[Collected data]
☆ ☆ ☆ ☆ ☆ ☆ ☆
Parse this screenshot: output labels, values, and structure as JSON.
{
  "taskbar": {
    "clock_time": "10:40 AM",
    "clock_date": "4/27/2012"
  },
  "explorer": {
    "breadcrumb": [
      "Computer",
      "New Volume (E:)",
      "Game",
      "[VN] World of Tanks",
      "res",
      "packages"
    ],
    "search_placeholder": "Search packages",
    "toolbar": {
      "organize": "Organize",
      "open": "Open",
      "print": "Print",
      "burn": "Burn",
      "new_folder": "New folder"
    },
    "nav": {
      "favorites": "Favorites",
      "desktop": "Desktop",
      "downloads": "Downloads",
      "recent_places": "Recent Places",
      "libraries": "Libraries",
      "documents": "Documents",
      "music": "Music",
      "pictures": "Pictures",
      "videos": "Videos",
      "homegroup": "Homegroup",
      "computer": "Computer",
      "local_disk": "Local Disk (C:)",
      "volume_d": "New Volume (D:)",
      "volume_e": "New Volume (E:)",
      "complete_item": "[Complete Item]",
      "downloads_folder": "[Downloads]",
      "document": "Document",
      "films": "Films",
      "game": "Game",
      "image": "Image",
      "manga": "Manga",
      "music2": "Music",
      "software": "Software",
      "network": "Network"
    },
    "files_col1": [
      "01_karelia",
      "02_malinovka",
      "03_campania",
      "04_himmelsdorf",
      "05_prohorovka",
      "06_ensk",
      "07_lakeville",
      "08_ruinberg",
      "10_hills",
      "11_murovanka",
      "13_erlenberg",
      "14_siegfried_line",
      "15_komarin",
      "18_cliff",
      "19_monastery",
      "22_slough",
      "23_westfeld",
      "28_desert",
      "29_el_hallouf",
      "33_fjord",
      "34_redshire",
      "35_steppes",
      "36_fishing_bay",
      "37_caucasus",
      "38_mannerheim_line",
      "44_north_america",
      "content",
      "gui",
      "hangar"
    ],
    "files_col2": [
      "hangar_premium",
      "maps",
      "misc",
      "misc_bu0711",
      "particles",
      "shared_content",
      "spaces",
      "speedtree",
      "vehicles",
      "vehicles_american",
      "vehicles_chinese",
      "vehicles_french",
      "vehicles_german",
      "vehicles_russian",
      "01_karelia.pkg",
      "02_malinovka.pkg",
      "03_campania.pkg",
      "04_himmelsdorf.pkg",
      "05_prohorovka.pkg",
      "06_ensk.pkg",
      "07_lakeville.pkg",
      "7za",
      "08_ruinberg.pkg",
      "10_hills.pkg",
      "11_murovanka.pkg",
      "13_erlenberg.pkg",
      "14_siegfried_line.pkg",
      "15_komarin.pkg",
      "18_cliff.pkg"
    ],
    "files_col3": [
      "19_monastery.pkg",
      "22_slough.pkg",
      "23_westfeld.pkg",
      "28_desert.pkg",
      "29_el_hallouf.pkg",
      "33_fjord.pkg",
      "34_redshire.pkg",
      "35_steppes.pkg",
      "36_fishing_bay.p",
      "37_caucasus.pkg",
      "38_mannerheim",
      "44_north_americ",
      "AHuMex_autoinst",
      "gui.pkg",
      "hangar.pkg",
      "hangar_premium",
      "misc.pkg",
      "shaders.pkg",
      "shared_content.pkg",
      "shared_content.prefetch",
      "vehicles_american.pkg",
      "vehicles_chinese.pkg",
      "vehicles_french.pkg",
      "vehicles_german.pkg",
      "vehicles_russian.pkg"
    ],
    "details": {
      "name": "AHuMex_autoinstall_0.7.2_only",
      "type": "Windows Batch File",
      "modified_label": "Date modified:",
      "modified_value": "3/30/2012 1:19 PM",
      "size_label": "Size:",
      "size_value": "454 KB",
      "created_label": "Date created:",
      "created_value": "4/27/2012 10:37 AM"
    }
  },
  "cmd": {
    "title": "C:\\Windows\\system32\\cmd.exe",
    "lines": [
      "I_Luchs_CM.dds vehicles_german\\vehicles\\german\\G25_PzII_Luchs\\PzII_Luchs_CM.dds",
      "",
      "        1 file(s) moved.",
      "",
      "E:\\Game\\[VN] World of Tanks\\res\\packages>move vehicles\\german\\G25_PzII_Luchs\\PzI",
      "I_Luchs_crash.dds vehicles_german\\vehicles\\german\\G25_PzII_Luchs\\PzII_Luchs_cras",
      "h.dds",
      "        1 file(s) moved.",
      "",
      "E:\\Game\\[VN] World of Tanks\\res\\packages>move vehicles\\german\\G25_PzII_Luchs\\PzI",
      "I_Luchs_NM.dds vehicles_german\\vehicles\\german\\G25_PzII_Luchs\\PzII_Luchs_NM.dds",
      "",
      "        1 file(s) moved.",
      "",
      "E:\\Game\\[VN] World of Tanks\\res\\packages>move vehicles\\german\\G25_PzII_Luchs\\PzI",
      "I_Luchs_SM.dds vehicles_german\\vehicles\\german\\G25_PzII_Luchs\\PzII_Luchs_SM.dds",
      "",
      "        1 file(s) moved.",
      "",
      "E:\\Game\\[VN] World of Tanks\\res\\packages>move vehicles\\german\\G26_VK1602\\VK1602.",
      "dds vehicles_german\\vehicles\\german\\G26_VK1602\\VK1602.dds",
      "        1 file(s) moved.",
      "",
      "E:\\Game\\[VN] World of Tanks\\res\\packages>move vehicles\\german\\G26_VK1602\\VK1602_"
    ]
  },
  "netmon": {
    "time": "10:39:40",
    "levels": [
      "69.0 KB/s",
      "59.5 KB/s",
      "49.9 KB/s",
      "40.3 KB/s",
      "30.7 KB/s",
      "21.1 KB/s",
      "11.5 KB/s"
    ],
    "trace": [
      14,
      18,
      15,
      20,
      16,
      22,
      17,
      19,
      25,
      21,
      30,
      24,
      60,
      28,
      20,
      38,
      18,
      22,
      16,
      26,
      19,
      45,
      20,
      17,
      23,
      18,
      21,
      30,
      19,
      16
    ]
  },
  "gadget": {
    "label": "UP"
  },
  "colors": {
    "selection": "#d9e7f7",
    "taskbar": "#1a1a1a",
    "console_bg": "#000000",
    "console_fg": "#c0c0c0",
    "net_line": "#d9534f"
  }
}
☆ ☆ ☆ ☆ ☆ ☆ ☆
* **Directive**:
Reproduce the data shown above exactly.

* **Answer to the exercise**:
Parse this screenshot: output labels, values, and structure as JSON.
{
  "taskbar": {
    "clock_time": "10:40 AM",
    "clock_date": "4/27/2012"
  },
  "explorer": {
    "breadcrumb": [
      "Computer",
      "New Volume (E:)",
      "Game",
      "[VN] World of Tanks",
      "res",
      "packages"
    ],
    "search_placeholder": "Search packages",
    "toolbar": {
      "organize": "Organize",
      "open": "Open",
      "print": "Print",
      "burn": "Burn",
      "new_folder": "New folder"
    },
    "nav": {
      "favorites": "Favorites",
      "desktop": "Desktop",
      "downloads": "Downloads",
      "recent_places": "Recent Places",
      "libraries": "Libraries",
      "documents": "Documents",
      "music": "Music",
      "pictures": "Pictures",
      "videos": "Videos",
      "homegroup": "Homegroup",
      "computer": "Computer",
      "local_disk": "Local Disk (C:)",
      "volume_d": "New Volume (D:)",
      "volume_e": "New Volume (E:)",
      "complete_item": "[Complete Item]",
      "downloads_folder": "[Downloads]",
      "document": "Document",
      "films": "Films",
      "game": "Game",
      "image": "Image",
      "manga": "Manga",
      "music2": "Music",
      "software": "Software",
      "network": "Network"
    },
    "files_col1": [
      "01_karelia",
      "02_malinovka",
      "03_campania",
      "04_himmelsdorf",
      "05_prohorovka",
      "06_ensk",
      "07_lakeville",
      "08_ruinberg",
      "10_hills",
      "11_murovanka",
      "13_erlenberg",
      "14_siegfried_line",
      "15_komarin",
      "18_cliff",
      "19_monastery",
      "22_slough",
      "23_westfeld",
      "28_desert",
      "29_el_hallouf",
      "33_fjord",
      "34_redshire",
      "35_steppes",
      "36_fishing_bay",
      "37_caucasus",
      "38_mannerheim_line",
      "44_north_america",
      "content",
      "gui",
      "hangar"
    ],
    "files_col2": [
      "hangar_premium",
      "maps",
      "misc",
      "misc_bu0711",
      "particles",
      "shared_content",
      "spaces",
      "speedtree",
      "vehicles",
      "vehicles_american",
      "vehicles_chinese",
      "vehicles_french",
      "vehicles_german",
      "vehicles_russian",
      "01_karelia.pkg",
      "02_malinovka.pkg",
      "03_campania.pkg",
      "04_himmelsdorf.pkg",
      "05_prohorovka.pkg",
      "06_ensk.pkg",
      "07_lakeville.pkg",
      "7za",
      "08_ruinberg.pkg",
      "10_hills.pkg",
      "11_murovanka.pkg",
      "13_erlenberg.pkg",
      "14_siegfried_line.pkg",
      "15_komarin.pkg",
      "18_cliff.pkg"
    ],
    "files_col3": [
      "19_monastery.pkg",
      "22_slough.pkg",
      "23_westfeld.pkg",
      "28_desert.pkg",
      "29_el_hallouf.pkg",
      "33_fjord.pkg",
      "34_redshire.pkg",
      "35_steppes.pkg",
      "36_fishing_bay.p",
      "37_caucasus.pkg",
      "38_mannerheim",
      "44_north_americ",
      "AHuMex_autoinst",
      "gui.pkg",
      "hangar.pkg",
      "hangar_premium",
      "misc.pkg",
      "shaders.pkg",
      "shared_content.pkg",
      "shared_content.prefetch",
      "vehicles_american.pkg",
      "vehicles_chinese.pkg",
      "vehicles_french.pkg",
      "vehicles_german.pkg",
      "vehicles_russian.pkg"
    ],
    "details": {
      "name": "AHuMex_autoinstall_0.7.2_only",
      "type": "Windows Batch File",
      "modified_label": "Date modified:",
      "modified_value": "3/30/2012 1:19 PM",
      "size_label": "Size:",
      "size_value": "454 KB",
      "created_label": "Date created:",
      "created_value": "4/27/2012 10:37 AM"
    }
  },
  "cmd": {
    "title": "C:\\Windows\\system32\\cmd.exe",
    "lines": [
      "I_Luchs_CM.dds vehicles_german\\vehicles\\german\\G25_PzII_Luchs\\PzII_Luchs_CM.dds",
      "",
      "        1 file(s) moved.",
      "",
      "E:\\Game\\[VN] World of Tanks\\res\\packages>move vehicles\\german\\G25_PzII_Luchs\\PzI",
      "I_Luchs_crash.dds vehicles_german\\vehicles\\german\\G25_PzII_Luchs\\PzII_Luchs_cras",
      "h.dds",
      "        1 file(s) moved.",
      "",
      "E:\\Game\\[VN] World of Tanks\\res\\packages>move vehicles\\german\\G25_PzII_Luchs\\PzI",
      "I_Luchs_NM.dds vehicles_german\\vehicles\\german\\G25_PzII_Luchs\\PzII_Luchs_NM.dds",
      "",
      "        1 file(s) moved.",
      "",
      "E:\\Game\\[VN] World of Tanks\\res\\packages>move vehicles\\german\\G25_PzII_Luchs\\PzI",
      "I_Luchs_SM.dds vehicles_german\\vehicles\\german\\G25_PzII_Luchs\\PzII_Luchs_SM.dds",
      "",
      "        1 file(s) moved.",
      "",
      "E:\\Game\\[VN] World of Tanks\\res\\packages>move vehicles\\german\\G26_VK1602\\VK1602.",
      "dds vehicles_german\\vehicles\\german\\G26_VK1602\\VK1602.dds",
      "        1 file(s) moved.",
      "",
      "E:\\Game\\[VN] World of Tanks\\res\\packages>move vehicles\\german\\G26_VK1602\\VK1602_"
    ]
  },
  "netmon": {
    "time": "10:39:40",
    "levels": [
      "69.0 KB/s",
      "59.5 KB/s",
      "49.9 KB/s",
      "40.3 KB/s",
      "30.7 KB/s",
      "21.1 KB/s",
      "11.5 KB/s"
    ],
    "trace": [
      14,
      18,
      15,
      20,
      16,
      22,
      17,
      19,
      25,
      21,
      30,
      24,
      60,
      28,
      20,
      38,
      18,
      22,
      16,
      26,
      19,
      45,
      20,
      17,
      23,
      18,
      21,
      30,
      19,
      16
    ]
  },
  "gadget": {
    "label": "UP"
  },
  "colors": {
    "selection": "#d9e7f7",
    "taskbar": "#1a1a1a",
    "console_bg": "#000000",
    "console_fg": "#c0c0c0",
    "net_line": "#d9534f"
  }
}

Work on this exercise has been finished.